**Problem details:** Skip all pictures, then print the remaining material exactly.

═══

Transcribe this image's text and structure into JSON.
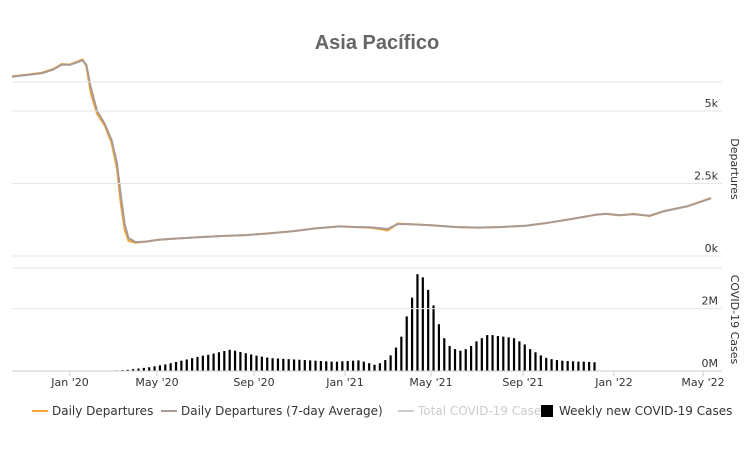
{
  "chart_data": {
    "type": "line",
    "title": "Asia Pacífico",
    "x_ticks": [
      "Jan '20",
      "May '20",
      "Sep '20",
      "Jan '21",
      "May '21",
      "Sep '21",
      "Jan '22",
      "May '22"
    ],
    "x_range": [
      "2019-11-01",
      "2022-05-01"
    ],
    "panels": [
      {
        "id": "departures",
        "ylabel": "Departures",
        "ylim": [
          0,
          6000
        ],
        "y_ticks": [
          {
            "value": 0,
            "label": "0k"
          },
          {
            "value": 2500,
            "label": "2.5k"
          },
          {
            "value": 5000,
            "label": "5k"
          }
        ]
      },
      {
        "id": "cases",
        "ylabel": "COVID-19 Cases",
        "ylim": [
          0,
          3300000
        ],
        "y_ticks": [
          {
            "value": 0,
            "label": "0M"
          },
          {
            "value": 2000000,
            "label": "2M"
          }
        ]
      }
    ],
    "series": [
      {
        "name": "Daily Departures",
        "panel": "departures",
        "color": "#f7a336",
        "points": [
          [
            "2019-11-01",
            6200
          ],
          [
            "2019-11-20",
            6250
          ],
          [
            "2019-12-10",
            6320
          ],
          [
            "2019-12-25",
            6450
          ],
          [
            "2020-01-05",
            6620
          ],
          [
            "2020-01-15",
            6600
          ],
          [
            "2020-01-25",
            6700
          ],
          [
            "2020-02-01",
            6780
          ],
          [
            "2020-02-06",
            6550
          ],
          [
            "2020-02-12",
            5600
          ],
          [
            "2020-02-20",
            4900
          ],
          [
            "2020-03-01",
            4500
          ],
          [
            "2020-03-10",
            3900
          ],
          [
            "2020-03-17",
            3000
          ],
          [
            "2020-03-22",
            1800
          ],
          [
            "2020-03-27",
            900
          ],
          [
            "2020-04-01",
            520
          ],
          [
            "2020-04-10",
            460
          ],
          [
            "2020-04-25",
            500
          ],
          [
            "2020-05-10",
            560
          ],
          [
            "2020-06-01",
            600
          ],
          [
            "2020-07-01",
            650
          ],
          [
            "2020-08-01",
            690
          ],
          [
            "2020-09-01",
            720
          ],
          [
            "2020-10-01",
            780
          ],
          [
            "2020-11-01",
            850
          ],
          [
            "2020-12-01",
            950
          ],
          [
            "2021-01-01",
            1020
          ],
          [
            "2021-01-20",
            1000
          ],
          [
            "2021-02-10",
            980
          ],
          [
            "2021-02-25",
            920
          ],
          [
            "2021-03-05",
            880
          ],
          [
            "2021-03-12",
            1000
          ],
          [
            "2021-03-18",
            1120
          ],
          [
            "2021-04-01",
            1100
          ],
          [
            "2021-05-01",
            1060
          ],
          [
            "2021-06-01",
            1000
          ],
          [
            "2021-07-01",
            980
          ],
          [
            "2021-08-01",
            1000
          ],
          [
            "2021-09-01",
            1040
          ],
          [
            "2021-10-01",
            1150
          ],
          [
            "2021-11-01",
            1280
          ],
          [
            "2021-12-01",
            1420
          ],
          [
            "2021-12-15",
            1460
          ],
          [
            "2022-01-01",
            1400
          ],
          [
            "2022-01-20",
            1450
          ],
          [
            "2022-02-10",
            1380
          ],
          [
            "2022-03-01",
            1550
          ],
          [
            "2022-04-01",
            1720
          ],
          [
            "2022-04-20",
            1900
          ],
          [
            "2022-05-01",
            2000
          ]
        ]
      },
      {
        "name": "Daily Departures (7-day Average)",
        "panel": "departures",
        "color": "#a99b94",
        "points": [
          [
            "2019-11-01",
            6180
          ],
          [
            "2019-11-20",
            6240
          ],
          [
            "2019-12-10",
            6300
          ],
          [
            "2019-12-25",
            6430
          ],
          [
            "2020-01-05",
            6600
          ],
          [
            "2020-01-15",
            6590
          ],
          [
            "2020-01-25",
            6680
          ],
          [
            "2020-02-01",
            6750
          ],
          [
            "2020-02-06",
            6600
          ],
          [
            "2020-02-12",
            5800
          ],
          [
            "2020-02-20",
            5000
          ],
          [
            "2020-03-01",
            4560
          ],
          [
            "2020-03-10",
            4000
          ],
          [
            "2020-03-17",
            3200
          ],
          [
            "2020-03-22",
            2100
          ],
          [
            "2020-03-27",
            1100
          ],
          [
            "2020-04-01",
            620
          ],
          [
            "2020-04-10",
            480
          ],
          [
            "2020-04-25",
            500
          ],
          [
            "2020-05-10",
            560
          ],
          [
            "2020-06-01",
            600
          ],
          [
            "2020-07-01",
            650
          ],
          [
            "2020-08-01",
            690
          ],
          [
            "2020-09-01",
            720
          ],
          [
            "2020-10-01",
            780
          ],
          [
            "2020-11-01",
            850
          ],
          [
            "2020-12-01",
            950
          ],
          [
            "2021-01-01",
            1020
          ],
          [
            "2021-01-20",
            1000
          ],
          [
            "2021-02-10",
            990
          ],
          [
            "2021-02-25",
            950
          ],
          [
            "2021-03-05",
            930
          ],
          [
            "2021-03-12",
            1020
          ],
          [
            "2021-03-18",
            1100
          ],
          [
            "2021-04-01",
            1100
          ],
          [
            "2021-05-01",
            1060
          ],
          [
            "2021-06-01",
            1000
          ],
          [
            "2021-07-01",
            980
          ],
          [
            "2021-08-01",
            1000
          ],
          [
            "2021-09-01",
            1040
          ],
          [
            "2021-10-01",
            1150
          ],
          [
            "2021-11-01",
            1280
          ],
          [
            "2021-12-01",
            1420
          ],
          [
            "2021-12-15",
            1450
          ],
          [
            "2022-01-01",
            1410
          ],
          [
            "2022-01-20",
            1440
          ],
          [
            "2022-02-10",
            1390
          ],
          [
            "2022-03-01",
            1550
          ],
          [
            "2022-04-01",
            1720
          ],
          [
            "2022-04-20",
            1890
          ],
          [
            "2022-05-01",
            1990
          ]
        ]
      },
      {
        "name": "Total COVID-19 Cases",
        "panel": "cases",
        "color": "#cccccc",
        "visible": false,
        "points": []
      },
      {
        "name": "Weekly new COVID-19 Cases",
        "panel": "cases",
        "color": "#000000",
        "type": "bar",
        "start": "2020-03-03",
        "interval_days": 7,
        "values": [
          10000,
          15000,
          20000,
          30000,
          40000,
          60000,
          80000,
          100000,
          120000,
          150000,
          180000,
          210000,
          250000,
          290000,
          330000,
          370000,
          410000,
          450000,
          490000,
          520000,
          560000,
          600000,
          640000,
          680000,
          650000,
          610000,
          570000,
          530000,
          490000,
          460000,
          430000,
          410000,
          400000,
          390000,
          380000,
          370000,
          360000,
          350000,
          340000,
          330000,
          320000,
          310000,
          300000,
          300000,
          310000,
          320000,
          330000,
          340000,
          300000,
          250000,
          200000,
          250000,
          350000,
          500000,
          750000,
          1100000,
          1750000,
          2350000,
          3100000,
          3000000,
          2600000,
          2100000,
          1500000,
          1050000,
          800000,
          700000,
          650000,
          700000,
          800000,
          950000,
          1050000,
          1150000,
          1150000,
          1120000,
          1100000,
          1080000,
          1050000,
          950000,
          850000,
          700000,
          600000,
          500000,
          420000,
          380000,
          350000,
          330000,
          320000,
          310000,
          300000,
          300000,
          290000,
          280000
        ]
      }
    ],
    "legend_position": "bottom",
    "grid": true
  }
}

═══

**Response to the exercise:**
Transcribe this image's text and structure into JSON.
{
  "chart_data": {
    "type": "line",
    "title": "Asia Pacífico",
    "x_ticks": [
      "Jan '20",
      "May '20",
      "Sep '20",
      "Jan '21",
      "May '21",
      "Sep '21",
      "Jan '22",
      "May '22"
    ],
    "x_range": [
      "2019-11-01",
      "2022-05-01"
    ],
    "panels": [
      {
        "id": "departures",
        "ylabel": "Departures",
        "ylim": [
          0,
          6000
        ],
        "y_ticks": [
          {
            "value": 0,
            "label": "0k"
          },
          {
            "value": 2500,
            "label": "2.5k"
          },
          {
            "value": 5000,
            "label": "5k"
          }
        ]
      },
      {
        "id": "cases",
        "ylabel": "COVID-19 Cases",
        "ylim": [
          0,
          3300000
        ],
        "y_ticks": [
          {
            "value": 0,
            "label": "0M"
          },
          {
            "value": 2000000,
            "label": "2M"
          }
        ]
      }
    ],
    "series": [
      {
        "name": "Daily Departures",
        "panel": "departures",
        "color": "#f7a336",
        "points": [
          [
            "2019-11-01",
            6200
          ],
          [
            "2019-11-20",
            6250
          ],
          [
            "2019-12-10",
            6320
          ],
          [
            "2019-12-25",
            6450
          ],
          [
            "2020-01-05",
            6620
          ],
          [
            "2020-01-15",
            6600
          ],
          [
            "2020-01-25",
            6700
          ],
          [
            "2020-02-01",
            6780
          ],
          [
            "2020-02-06",
            6550
          ],
          [
            "2020-02-12",
            5600
          ],
          [
            "2020-02-20",
            4900
          ],
          [
            "2020-03-01",
            4500
          ],
          [
            "2020-03-10",
            3900
          ],
          [
            "2020-03-17",
            3000
          ],
          [
            "2020-03-22",
            1800
          ],
          [
            "2020-03-27",
            900
          ],
          [
            "2020-04-01",
            520
          ],
          [
            "2020-04-10",
            460
          ],
          [
            "2020-04-25",
            500
          ],
          [
            "2020-05-10",
            560
          ],
          [
            "2020-06-01",
            600
          ],
          [
            "2020-07-01",
            650
          ],
          [
            "2020-08-01",
            690
          ],
          [
            "2020-09-01",
            720
          ],
          [
            "2020-10-01",
            780
          ],
          [
            "2020-11-01",
            850
          ],
          [
            "2020-12-01",
            950
          ],
          [
            "2021-01-01",
            1020
          ],
          [
            "2021-01-20",
            1000
          ],
          [
            "2021-02-10",
            980
          ],
          [
            "2021-02-25",
            920
          ],
          [
            "2021-03-05",
            880
          ],
          [
            "2021-03-12",
            1000
          ],
          [
            "2021-03-18",
            1120
          ],
          [
            "2021-04-01",
            1100
          ],
          [
            "2021-05-01",
            1060
          ],
          [
            "2021-06-01",
            1000
          ],
          [
            "2021-07-01",
            980
          ],
          [
            "2021-08-01",
            1000
          ],
          [
            "2021-09-01",
            1040
          ],
          [
            "2021-10-01",
            1150
          ],
          [
            "2021-11-01",
            1280
          ],
          [
            "2021-12-01",
            1420
          ],
          [
            "2021-12-15",
            1460
          ],
          [
            "2022-01-01",
            1400
          ],
          [
            "2022-01-20",
            1450
          ],
          [
            "2022-02-10",
            1380
          ],
          [
            "2022-03-01",
            1550
          ],
          [
            "2022-04-01",
            1720
          ],
          [
            "2022-04-20",
            1900
          ],
          [
            "2022-05-01",
            2000
          ]
        ]
      },
      {
        "name": "Daily Departures (7-day Average)",
        "panel": "departures",
        "color": "#a99b94",
        "points": [
          [
            "2019-11-01",
            6180
          ],
          [
            "2019-11-20",
            6240
          ],
          [
            "2019-12-10",
            6300
          ],
          [
            "2019-12-25",
            6430
          ],
          [
            "2020-01-05",
            6600
          ],
          [
            "2020-01-15",
            6590
          ],
          [
            "2020-01-25",
            6680
          ],
          [
            "2020-02-01",
            6750
          ],
          [
            "2020-02-06",
            6600
          ],
          [
            "2020-02-12",
            5800
          ],
          [
            "2020-02-20",
            5000
          ],
          [
            "2020-03-01",
            4560
          ],
          [
            "2020-03-10",
            4000
          ],
          [
            "2020-03-17",
            3200
          ],
          [
            "2020-03-22",
            2100
          ],
          [
            "2020-03-27",
            1100
          ],
          [
            "2020-04-01",
            620
          ],
          [
            "2020-04-10",
            480
          ],
          [
            "2020-04-25",
            500
          ],
          [
            "2020-05-10",
            560
          ],
          [
            "2020-06-01",
            600
          ],
          [
            "2020-07-01",
            650
          ],
          [
            "2020-08-01",
            690
          ],
          [
            "2020-09-01",
            720
          ],
          [
            "2020-10-01",
            780
          ],
          [
            "2020-11-01",
            850
          ],
          [
            "2020-12-01",
            950
          ],
          [
            "2021-01-01",
            1020
          ],
          [
            "2021-01-20",
            1000
          ],
          [
            "2021-02-10",
            990
          ],
          [
            "2021-02-25",
            950
          ],
          [
            "2021-03-05",
            930
          ],
          [
            "2021-03-12",
            1020
          ],
          [
            "2021-03-18",
            1100
          ],
          [
            "2021-04-01",
            1100
          ],
          [
            "2021-05-01",
            1060
          ],
          [
            "2021-06-01",
            1000
          ],
          [
            "2021-07-01",
            980
          ],
          [
            "2021-08-01",
            1000
          ],
          [
            "2021-09-01",
            1040
          ],
          [
            "2021-10-01",
            1150
          ],
          [
            "2021-11-01",
            1280
          ],
          [
            "2021-12-01",
            1420
          ],
          [
            "2021-12-15",
            1450
          ],
          [
            "2022-01-01",
            1410
          ],
          [
            "2022-01-20",
            1440
          ],
          [
            "2022-02-10",
            1390
          ],
          [
            "2022-03-01",
            1550
          ],
          [
            "2022-04-01",
            1720
          ],
          [
            "2022-04-20",
            1890
          ],
          [
            "2022-05-01",
            1990
          ]
        ]
      },
      {
        "name": "Total COVID-19 Cases",
        "panel": "cases",
        "color": "#cccccc",
        "visible": false,
        "points": []
      },
      {
        "name": "Weekly new COVID-19 Cases",
        "panel": "cases",
        "color": "#000000",
        "type": "bar",
        "start": "2020-03-03",
        "interval_days": 7,
        "values": [
          10000,
          15000,
          20000,
          30000,
          40000,
          60000,
          80000,
          100000,
          120000,
          150000,
          180000,
          210000,
          250000,
          290000,
          330000,
          370000,
          410000,
          450000,
          490000,
          520000,
          560000,
          600000,
          640000,
          680000,
          650000,
          610000,
          570000,
          530000,
          490000,
          460000,
          430000,
          410000,
          400000,
          390000,
          380000,
          370000,
          360000,
          350000,
          340000,
          330000,
          320000,
          310000,
          300000,
          300000,
          310000,
          320000,
          330000,
          340000,
          300000,
          250000,
          200000,
          250000,
          350000,
          500000,
          750000,
          1100000,
          1750000,
          2350000,
          3100000,
          3000000,
          2600000,
          2100000,
          1500000,
          1050000,
          800000,
          700000,
          650000,
          700000,
          800000,
          950000,
          1050000,
          1150000,
          1150000,
          1120000,
          1100000,
          1080000,
          1050000,
          950000,
          850000,
          700000,
          600000,
          500000,
          420000,
          380000,
          350000,
          330000,
          320000,
          310000,
          300000,
          300000,
          290000,
          280000
        ]
      }
    ],
    "legend_position": "bottom",
    "grid": true
  }
}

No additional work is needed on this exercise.